Dataset records:
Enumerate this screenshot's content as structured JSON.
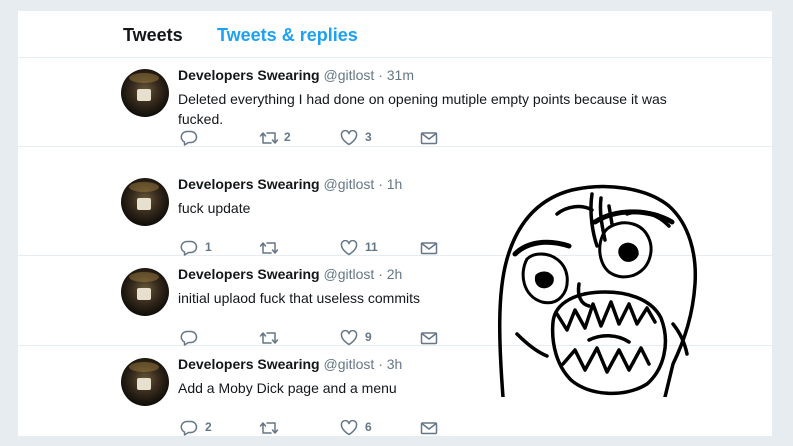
{
  "tabs": {
    "tweets": "Tweets",
    "tweets_replies": "Tweets & replies"
  },
  "colors": {
    "accent": "#1da1f2",
    "background": "#e6ecf0",
    "text": "#14171a",
    "muted": "#657786"
  },
  "tweets": [
    {
      "name": "Developers Swearing",
      "handle": "@gitlost",
      "dot": "·",
      "time": "31m",
      "text": "Deleted everything I had done on opening mutiple empty points because it was fucked.",
      "replies": "",
      "retweets": "2",
      "likes": "3"
    },
    {
      "name": "Developers Swearing",
      "handle": "@gitlost",
      "dot": "·",
      "time": "1h",
      "text": "fuck update",
      "replies": "1",
      "retweets": "",
      "likes": "11"
    },
    {
      "name": "Developers Swearing",
      "handle": "@gitlost",
      "dot": "·",
      "time": "2h",
      "text": "initial uplaod fuck that useless commits",
      "replies": "",
      "retweets": "",
      "likes": "9"
    },
    {
      "name": "Developers Swearing",
      "handle": "@gitlost",
      "dot": "·",
      "time": "3h",
      "text": "Add a Moby Dick page and a menu",
      "replies": "2",
      "retweets": "",
      "likes": "6"
    }
  ],
  "icons": {
    "reply": "reply-icon",
    "retweet": "retweet-icon",
    "like": "heart-icon",
    "dm": "envelope-icon",
    "meme": "rage-face-icon"
  }
}
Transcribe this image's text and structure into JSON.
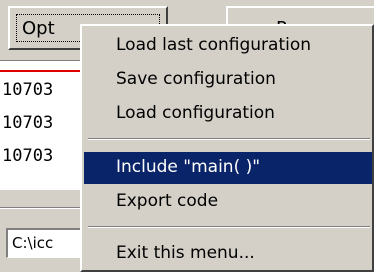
{
  "toolbar": {
    "options_label": "Opt",
    "right_button_label": "Pr"
  },
  "list": {
    "rows": [
      "10703",
      "10703",
      "10703"
    ]
  },
  "path_field": {
    "value": "C:\\icc"
  },
  "menu": {
    "items": [
      {
        "label": "Load last configuration"
      },
      {
        "label": "Save configuration"
      },
      {
        "label": "Load configuration"
      },
      {
        "label": "Include \"main( )\""
      },
      {
        "label": "Export code"
      },
      {
        "label": "Exit this menu..."
      }
    ],
    "highlight_color": "#0a246a"
  }
}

Stated goal: Go through the data and gather every line that holds "text".

Task solution:
    "text": "#14171a",
      "text": "Deleted everything I had done on opening mutiple empty points because it was fucked.",
      "text": "fuck update",
      "text": "initial uplaod fuck that useless commits",
      "text": "Add a Moby Dick page and a menu",
Transcribe this image's text and structure into JSON.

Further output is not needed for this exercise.